> [Exercise goal] Using the data beneath, show every line that includes the word "ſubjects".

> [Recorded data]
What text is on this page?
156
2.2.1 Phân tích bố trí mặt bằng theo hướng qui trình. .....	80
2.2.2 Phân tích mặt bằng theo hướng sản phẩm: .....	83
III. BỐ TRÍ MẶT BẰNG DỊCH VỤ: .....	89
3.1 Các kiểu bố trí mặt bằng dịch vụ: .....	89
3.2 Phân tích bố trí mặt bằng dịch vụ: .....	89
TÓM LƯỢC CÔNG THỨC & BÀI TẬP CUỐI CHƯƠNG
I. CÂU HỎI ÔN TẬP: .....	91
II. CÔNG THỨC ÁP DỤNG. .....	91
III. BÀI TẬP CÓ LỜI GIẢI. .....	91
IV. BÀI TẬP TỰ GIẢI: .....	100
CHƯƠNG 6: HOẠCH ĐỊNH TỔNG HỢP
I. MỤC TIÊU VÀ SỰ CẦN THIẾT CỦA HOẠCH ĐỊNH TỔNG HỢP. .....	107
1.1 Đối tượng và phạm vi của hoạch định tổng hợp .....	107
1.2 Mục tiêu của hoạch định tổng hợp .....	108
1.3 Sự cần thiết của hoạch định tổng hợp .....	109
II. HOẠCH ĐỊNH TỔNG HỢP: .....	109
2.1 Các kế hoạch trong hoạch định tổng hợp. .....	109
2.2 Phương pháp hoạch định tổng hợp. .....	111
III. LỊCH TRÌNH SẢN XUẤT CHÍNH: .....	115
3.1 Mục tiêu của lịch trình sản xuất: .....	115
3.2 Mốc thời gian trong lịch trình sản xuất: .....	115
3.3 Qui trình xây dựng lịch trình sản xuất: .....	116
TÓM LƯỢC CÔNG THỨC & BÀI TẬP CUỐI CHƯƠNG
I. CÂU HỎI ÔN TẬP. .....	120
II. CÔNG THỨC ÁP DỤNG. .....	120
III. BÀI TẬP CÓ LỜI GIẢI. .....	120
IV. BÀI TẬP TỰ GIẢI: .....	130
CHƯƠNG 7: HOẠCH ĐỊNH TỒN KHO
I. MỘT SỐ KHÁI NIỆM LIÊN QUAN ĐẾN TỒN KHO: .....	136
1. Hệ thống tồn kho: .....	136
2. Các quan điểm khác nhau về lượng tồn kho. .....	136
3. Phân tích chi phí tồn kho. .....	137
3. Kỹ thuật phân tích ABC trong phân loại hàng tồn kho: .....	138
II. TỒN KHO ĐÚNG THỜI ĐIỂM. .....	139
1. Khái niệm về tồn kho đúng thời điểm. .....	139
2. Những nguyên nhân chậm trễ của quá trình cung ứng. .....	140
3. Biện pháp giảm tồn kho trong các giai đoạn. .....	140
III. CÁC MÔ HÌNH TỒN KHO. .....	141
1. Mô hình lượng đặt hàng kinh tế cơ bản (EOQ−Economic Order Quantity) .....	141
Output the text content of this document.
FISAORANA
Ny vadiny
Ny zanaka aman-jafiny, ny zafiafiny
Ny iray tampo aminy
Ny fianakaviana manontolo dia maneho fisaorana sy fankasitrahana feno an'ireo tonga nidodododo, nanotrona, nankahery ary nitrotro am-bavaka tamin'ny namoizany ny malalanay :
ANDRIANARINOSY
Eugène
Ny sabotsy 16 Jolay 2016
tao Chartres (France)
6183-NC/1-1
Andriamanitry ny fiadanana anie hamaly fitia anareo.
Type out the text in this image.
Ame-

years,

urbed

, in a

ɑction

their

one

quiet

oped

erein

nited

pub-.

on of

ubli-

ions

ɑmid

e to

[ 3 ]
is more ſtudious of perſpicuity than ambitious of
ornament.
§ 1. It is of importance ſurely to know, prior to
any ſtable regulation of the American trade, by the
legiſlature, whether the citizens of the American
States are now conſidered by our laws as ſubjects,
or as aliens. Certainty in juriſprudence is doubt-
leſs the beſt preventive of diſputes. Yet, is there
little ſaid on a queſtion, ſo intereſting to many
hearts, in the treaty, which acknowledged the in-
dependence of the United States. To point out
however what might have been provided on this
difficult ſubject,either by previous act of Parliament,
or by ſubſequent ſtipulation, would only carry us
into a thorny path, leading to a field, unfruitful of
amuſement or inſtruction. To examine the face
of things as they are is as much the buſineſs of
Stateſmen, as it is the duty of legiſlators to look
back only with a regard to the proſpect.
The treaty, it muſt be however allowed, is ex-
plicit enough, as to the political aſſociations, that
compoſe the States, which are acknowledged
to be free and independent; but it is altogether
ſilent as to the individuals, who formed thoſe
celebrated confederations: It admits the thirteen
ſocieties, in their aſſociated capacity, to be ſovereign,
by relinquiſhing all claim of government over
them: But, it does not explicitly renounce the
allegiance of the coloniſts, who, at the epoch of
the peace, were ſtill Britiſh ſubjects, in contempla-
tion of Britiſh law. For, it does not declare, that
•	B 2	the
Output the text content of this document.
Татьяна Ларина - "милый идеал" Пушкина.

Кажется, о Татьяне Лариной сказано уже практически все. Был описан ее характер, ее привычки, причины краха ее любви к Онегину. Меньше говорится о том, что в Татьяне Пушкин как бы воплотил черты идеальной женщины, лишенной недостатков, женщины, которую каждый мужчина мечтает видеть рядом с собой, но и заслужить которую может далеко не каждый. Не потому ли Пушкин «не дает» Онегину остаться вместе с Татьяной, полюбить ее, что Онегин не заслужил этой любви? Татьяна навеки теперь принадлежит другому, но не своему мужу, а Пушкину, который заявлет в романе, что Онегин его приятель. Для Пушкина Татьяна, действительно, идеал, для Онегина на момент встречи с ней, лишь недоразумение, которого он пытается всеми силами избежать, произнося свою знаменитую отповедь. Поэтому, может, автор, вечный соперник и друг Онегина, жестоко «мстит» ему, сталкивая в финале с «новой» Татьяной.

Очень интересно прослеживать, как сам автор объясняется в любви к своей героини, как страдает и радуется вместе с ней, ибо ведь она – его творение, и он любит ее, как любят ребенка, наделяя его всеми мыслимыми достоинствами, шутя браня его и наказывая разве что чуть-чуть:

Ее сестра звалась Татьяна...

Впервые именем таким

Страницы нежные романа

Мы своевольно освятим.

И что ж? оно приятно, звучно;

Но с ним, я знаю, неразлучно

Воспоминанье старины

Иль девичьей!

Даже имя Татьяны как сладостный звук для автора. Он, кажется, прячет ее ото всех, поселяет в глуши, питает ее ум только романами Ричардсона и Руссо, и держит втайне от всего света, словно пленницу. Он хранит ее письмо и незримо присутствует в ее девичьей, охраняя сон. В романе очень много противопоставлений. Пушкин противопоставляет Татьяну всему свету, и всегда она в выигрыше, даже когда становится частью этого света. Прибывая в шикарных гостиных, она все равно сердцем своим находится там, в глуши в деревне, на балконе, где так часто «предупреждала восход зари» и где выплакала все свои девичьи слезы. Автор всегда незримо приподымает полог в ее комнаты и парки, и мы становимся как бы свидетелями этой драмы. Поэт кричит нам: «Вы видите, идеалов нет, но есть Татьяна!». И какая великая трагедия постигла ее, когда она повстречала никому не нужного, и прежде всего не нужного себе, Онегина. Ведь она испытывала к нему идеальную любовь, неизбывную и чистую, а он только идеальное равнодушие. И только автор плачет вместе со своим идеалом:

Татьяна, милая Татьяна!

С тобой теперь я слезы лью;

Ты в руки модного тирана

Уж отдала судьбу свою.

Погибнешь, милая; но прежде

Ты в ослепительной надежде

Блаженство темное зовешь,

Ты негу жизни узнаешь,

> [Task answer]
States are now conſidered by our laws as ſubjects,
the peace, were ſtill Britiſh ſubjects, in contempla-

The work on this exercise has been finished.